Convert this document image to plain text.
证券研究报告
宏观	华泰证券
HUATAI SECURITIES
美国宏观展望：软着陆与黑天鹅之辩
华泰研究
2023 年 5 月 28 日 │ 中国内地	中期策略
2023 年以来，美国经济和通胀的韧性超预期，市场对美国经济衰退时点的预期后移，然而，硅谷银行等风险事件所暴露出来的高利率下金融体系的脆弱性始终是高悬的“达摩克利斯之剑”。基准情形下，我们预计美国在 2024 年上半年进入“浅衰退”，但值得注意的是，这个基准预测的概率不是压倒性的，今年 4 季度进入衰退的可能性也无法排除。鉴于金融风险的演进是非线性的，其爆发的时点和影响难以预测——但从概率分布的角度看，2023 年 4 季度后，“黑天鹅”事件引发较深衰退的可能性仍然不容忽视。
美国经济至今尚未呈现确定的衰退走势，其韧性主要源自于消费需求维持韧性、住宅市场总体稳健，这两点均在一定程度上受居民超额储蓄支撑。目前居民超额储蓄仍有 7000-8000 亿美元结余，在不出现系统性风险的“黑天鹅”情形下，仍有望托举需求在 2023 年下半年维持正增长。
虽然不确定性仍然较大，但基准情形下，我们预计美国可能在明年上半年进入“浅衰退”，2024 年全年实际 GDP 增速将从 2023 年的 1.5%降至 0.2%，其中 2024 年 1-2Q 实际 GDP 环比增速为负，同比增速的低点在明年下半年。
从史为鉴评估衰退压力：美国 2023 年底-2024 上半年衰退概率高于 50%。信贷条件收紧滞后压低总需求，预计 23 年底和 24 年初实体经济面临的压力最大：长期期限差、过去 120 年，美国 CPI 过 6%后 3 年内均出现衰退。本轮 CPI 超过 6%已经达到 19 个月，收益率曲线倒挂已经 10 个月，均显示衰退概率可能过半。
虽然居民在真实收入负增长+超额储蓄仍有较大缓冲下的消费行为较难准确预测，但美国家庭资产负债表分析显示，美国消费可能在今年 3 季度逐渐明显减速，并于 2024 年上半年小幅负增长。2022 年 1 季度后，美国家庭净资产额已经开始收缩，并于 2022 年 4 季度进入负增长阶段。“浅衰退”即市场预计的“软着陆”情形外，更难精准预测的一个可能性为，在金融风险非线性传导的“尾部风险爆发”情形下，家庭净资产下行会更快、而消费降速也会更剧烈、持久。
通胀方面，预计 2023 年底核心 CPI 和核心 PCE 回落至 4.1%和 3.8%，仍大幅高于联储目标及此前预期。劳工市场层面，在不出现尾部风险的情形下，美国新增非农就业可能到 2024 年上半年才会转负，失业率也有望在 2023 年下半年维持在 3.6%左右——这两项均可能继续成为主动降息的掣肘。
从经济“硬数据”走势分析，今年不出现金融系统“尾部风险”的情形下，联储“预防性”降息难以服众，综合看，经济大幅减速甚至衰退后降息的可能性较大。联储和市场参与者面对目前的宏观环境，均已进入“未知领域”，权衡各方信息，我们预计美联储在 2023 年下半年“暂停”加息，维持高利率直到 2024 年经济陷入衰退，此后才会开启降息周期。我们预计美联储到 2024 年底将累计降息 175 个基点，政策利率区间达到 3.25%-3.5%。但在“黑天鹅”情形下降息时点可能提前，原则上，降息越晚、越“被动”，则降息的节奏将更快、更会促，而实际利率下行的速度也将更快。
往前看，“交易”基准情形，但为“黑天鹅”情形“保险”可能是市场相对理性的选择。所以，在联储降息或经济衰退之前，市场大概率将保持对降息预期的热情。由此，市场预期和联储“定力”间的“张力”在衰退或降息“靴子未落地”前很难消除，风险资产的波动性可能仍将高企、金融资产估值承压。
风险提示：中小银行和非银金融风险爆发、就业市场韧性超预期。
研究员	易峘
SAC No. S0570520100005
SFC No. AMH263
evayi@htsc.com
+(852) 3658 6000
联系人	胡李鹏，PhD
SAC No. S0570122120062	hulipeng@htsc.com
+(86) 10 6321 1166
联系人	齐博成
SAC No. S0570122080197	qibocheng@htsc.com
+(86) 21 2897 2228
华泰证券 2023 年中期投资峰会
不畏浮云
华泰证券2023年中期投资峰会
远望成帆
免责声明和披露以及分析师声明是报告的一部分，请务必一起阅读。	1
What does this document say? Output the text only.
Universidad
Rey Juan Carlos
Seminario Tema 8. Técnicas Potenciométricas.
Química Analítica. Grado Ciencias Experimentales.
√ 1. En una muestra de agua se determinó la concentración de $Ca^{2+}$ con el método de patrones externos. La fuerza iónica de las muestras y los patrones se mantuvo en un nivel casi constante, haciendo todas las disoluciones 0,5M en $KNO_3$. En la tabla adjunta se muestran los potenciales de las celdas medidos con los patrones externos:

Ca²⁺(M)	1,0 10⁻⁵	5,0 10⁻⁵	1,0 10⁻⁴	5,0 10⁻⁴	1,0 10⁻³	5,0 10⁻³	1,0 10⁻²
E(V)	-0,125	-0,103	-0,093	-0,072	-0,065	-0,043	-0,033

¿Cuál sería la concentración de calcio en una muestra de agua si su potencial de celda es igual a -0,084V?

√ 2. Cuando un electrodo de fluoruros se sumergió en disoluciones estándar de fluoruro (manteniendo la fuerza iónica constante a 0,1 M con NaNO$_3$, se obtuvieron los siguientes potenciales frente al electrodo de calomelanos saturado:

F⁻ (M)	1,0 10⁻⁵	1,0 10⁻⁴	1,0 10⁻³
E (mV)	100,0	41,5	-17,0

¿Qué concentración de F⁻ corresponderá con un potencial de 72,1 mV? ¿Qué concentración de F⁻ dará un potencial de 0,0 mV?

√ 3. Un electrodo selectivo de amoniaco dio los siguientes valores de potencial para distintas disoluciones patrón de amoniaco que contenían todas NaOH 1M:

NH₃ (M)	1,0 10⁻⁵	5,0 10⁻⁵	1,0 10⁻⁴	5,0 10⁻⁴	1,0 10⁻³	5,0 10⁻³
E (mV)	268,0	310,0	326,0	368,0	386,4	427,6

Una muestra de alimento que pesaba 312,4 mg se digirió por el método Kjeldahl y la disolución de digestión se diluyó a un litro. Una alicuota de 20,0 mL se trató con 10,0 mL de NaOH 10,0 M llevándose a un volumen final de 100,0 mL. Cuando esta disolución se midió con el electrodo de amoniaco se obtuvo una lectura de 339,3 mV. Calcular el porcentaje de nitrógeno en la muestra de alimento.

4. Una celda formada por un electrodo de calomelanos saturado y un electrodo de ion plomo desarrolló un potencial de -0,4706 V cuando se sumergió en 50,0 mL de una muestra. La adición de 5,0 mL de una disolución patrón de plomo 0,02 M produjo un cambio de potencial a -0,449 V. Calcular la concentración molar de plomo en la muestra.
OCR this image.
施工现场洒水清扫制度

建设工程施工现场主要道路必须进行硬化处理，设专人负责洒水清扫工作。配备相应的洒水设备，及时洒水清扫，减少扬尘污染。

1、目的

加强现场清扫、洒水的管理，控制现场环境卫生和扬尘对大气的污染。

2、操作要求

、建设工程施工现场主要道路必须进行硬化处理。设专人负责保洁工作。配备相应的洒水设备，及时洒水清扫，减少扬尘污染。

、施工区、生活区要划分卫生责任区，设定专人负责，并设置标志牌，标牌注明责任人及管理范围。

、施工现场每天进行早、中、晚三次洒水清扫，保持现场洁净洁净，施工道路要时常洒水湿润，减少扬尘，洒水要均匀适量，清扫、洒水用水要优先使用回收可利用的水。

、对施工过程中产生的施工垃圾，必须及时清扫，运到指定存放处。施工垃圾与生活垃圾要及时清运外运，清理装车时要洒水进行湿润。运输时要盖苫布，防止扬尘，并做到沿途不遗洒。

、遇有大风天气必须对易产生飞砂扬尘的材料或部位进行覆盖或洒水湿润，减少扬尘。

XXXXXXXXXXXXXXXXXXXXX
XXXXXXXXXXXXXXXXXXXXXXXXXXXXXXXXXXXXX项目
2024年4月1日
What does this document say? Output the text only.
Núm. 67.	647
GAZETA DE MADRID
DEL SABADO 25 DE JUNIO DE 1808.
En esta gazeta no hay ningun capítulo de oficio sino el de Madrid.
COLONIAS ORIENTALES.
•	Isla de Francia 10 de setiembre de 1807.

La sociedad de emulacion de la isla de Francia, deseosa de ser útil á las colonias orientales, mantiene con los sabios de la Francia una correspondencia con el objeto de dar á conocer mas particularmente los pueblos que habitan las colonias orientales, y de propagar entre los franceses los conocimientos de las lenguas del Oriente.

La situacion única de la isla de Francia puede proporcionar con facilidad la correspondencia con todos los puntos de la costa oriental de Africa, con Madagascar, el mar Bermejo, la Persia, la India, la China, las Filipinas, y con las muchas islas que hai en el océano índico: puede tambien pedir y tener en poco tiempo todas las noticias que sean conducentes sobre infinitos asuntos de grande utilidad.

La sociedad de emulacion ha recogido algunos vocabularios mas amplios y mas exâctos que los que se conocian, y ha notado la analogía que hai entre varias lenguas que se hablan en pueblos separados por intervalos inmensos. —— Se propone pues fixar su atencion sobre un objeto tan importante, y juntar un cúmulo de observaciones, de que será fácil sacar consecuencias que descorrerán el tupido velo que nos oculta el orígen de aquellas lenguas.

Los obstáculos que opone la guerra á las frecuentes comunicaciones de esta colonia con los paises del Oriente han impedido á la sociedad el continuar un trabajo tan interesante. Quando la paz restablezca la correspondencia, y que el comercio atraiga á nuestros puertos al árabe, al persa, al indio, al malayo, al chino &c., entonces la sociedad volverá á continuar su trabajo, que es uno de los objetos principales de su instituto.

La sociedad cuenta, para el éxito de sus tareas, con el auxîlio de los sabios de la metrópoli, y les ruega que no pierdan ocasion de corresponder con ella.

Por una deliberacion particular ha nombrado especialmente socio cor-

_____

__Your objective__
All lines above with "sabios" in them should be returned.

__Answer to the problem__
La sociedad de emulacion de la isla de Francia, deseosa de ser útil á las colonias orientales, mantiene con los sabios de la Francia una correspondencia con el objeto de dar á conocer mas particularmente los pueblos que habitan las colonias orientales, y de propagar entre los franceses los conocimientos de las lenguas del Oriente.
La sociedad cuenta, para el éxito de sus tareas, con el auxîlio de los sabios de la metrópoli, y les ruega que no pierdan ocasion de corresponder con ella.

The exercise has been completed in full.